* Task input
§ §
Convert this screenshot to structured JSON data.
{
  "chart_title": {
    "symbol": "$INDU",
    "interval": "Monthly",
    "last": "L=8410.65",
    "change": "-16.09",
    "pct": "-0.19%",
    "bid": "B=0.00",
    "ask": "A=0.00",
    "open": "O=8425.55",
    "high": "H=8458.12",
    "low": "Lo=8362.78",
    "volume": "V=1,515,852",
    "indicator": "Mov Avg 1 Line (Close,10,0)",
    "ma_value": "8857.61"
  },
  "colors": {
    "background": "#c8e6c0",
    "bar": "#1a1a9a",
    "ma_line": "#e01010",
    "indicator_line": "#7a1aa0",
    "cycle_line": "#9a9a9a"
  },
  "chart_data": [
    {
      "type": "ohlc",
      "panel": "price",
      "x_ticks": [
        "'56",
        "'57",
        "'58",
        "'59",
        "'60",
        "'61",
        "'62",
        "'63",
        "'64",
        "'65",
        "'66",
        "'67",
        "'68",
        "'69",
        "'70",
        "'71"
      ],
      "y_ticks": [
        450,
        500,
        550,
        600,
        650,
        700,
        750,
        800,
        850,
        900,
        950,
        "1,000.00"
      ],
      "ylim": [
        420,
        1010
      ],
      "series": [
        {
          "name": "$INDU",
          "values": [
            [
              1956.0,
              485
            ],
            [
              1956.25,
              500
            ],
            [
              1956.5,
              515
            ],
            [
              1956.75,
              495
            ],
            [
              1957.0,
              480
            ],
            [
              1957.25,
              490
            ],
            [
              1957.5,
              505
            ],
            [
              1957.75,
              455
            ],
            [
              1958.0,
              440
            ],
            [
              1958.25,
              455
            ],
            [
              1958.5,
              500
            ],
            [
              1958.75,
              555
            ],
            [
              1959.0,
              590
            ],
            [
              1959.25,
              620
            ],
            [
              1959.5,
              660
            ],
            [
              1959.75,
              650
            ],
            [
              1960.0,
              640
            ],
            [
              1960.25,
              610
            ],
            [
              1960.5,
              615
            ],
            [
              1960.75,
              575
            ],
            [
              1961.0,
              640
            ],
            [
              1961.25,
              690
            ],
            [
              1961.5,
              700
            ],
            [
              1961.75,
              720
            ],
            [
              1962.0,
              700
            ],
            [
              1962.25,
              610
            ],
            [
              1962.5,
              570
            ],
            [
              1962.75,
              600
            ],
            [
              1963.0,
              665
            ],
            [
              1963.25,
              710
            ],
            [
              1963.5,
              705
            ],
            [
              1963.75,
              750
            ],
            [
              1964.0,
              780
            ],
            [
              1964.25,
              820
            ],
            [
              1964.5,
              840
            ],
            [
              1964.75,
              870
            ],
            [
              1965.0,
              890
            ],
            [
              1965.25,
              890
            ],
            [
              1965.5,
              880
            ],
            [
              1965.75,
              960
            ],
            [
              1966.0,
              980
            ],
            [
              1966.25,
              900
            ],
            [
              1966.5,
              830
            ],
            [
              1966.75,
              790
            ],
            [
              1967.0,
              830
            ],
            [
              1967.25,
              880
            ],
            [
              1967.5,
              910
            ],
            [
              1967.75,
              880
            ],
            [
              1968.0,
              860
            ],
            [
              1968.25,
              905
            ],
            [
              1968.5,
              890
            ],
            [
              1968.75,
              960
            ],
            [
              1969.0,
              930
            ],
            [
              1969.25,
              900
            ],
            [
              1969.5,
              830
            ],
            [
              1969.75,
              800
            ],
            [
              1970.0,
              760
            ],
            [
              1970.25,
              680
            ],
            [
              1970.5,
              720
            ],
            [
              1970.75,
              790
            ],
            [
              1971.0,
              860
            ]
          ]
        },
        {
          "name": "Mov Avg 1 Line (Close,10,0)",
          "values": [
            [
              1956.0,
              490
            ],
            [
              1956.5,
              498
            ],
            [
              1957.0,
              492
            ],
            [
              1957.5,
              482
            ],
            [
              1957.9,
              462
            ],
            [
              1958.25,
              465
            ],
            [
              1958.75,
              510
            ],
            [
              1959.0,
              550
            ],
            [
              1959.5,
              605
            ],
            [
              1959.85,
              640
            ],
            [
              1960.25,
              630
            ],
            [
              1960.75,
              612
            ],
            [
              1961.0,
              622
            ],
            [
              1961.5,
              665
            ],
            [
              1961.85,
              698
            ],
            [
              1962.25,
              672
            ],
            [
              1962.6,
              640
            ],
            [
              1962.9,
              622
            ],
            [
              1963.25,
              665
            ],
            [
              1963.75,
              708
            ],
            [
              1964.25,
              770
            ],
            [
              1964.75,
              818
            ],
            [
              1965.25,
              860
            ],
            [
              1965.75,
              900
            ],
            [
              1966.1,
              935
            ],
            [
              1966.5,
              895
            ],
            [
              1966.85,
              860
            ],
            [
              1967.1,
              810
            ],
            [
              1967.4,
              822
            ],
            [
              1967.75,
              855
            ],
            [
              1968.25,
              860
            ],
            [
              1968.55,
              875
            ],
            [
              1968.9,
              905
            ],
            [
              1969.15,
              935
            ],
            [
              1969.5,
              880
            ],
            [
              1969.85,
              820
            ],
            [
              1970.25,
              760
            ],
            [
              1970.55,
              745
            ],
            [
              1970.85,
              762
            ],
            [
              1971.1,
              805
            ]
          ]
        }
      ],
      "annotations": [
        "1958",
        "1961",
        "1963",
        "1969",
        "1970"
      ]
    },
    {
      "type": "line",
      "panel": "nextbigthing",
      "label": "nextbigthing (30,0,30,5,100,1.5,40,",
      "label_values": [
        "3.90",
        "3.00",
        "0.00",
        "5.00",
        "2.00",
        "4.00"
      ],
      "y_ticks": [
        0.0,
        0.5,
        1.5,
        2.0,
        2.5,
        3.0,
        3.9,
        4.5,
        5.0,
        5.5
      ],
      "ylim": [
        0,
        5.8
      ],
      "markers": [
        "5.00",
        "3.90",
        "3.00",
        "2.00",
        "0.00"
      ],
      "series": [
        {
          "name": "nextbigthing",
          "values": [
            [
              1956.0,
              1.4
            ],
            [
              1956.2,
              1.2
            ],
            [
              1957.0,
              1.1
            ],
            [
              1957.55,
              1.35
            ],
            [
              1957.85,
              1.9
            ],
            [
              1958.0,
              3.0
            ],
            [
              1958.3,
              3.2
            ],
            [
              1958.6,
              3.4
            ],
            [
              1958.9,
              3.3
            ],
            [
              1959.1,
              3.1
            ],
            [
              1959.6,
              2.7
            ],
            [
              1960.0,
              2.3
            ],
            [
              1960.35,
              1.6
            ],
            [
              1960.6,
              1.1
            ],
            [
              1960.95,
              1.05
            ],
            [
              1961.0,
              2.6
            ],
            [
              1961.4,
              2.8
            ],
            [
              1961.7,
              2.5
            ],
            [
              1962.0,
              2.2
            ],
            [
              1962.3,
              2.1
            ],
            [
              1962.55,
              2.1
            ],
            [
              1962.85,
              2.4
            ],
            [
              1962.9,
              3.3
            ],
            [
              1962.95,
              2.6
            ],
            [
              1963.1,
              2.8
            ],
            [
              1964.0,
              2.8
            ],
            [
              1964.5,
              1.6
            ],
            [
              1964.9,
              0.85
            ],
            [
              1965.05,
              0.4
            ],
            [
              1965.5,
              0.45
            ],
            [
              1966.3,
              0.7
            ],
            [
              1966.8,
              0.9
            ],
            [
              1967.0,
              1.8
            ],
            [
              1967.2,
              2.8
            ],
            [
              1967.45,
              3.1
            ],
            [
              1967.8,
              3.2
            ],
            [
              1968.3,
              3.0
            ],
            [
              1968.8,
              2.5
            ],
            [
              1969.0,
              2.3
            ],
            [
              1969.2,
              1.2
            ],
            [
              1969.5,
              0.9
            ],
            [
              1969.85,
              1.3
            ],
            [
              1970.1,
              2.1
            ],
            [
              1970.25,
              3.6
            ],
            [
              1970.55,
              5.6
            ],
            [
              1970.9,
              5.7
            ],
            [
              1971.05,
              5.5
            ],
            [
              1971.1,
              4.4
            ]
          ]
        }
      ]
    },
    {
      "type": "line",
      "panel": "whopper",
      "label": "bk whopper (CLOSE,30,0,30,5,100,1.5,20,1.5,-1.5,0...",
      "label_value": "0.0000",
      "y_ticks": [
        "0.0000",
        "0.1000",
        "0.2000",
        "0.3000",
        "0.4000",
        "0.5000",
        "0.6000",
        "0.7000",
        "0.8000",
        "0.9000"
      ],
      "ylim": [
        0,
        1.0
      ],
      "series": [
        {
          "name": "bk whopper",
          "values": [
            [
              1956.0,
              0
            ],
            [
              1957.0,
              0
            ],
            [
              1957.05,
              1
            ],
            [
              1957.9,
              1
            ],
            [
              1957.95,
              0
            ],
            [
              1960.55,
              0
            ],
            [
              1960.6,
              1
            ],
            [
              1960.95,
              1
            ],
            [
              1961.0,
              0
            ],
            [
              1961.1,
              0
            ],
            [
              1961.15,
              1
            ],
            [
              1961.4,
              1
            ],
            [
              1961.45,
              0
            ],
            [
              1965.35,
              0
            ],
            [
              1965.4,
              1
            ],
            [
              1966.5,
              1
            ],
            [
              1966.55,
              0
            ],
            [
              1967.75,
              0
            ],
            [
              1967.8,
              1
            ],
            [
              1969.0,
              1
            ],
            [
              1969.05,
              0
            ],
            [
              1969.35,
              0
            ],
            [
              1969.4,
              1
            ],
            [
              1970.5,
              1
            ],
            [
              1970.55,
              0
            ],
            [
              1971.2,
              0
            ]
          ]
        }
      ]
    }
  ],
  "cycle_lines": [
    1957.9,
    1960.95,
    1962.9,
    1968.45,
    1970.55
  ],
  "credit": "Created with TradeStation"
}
§ §
* To be done
Go through the records and copy each line with "nextbigthing" in it.

* Task answer
      "panel": "nextbigthing",
      "label": "nextbigthing (30,0,30,5,100,1.5,40,",
          "name": "nextbigthing",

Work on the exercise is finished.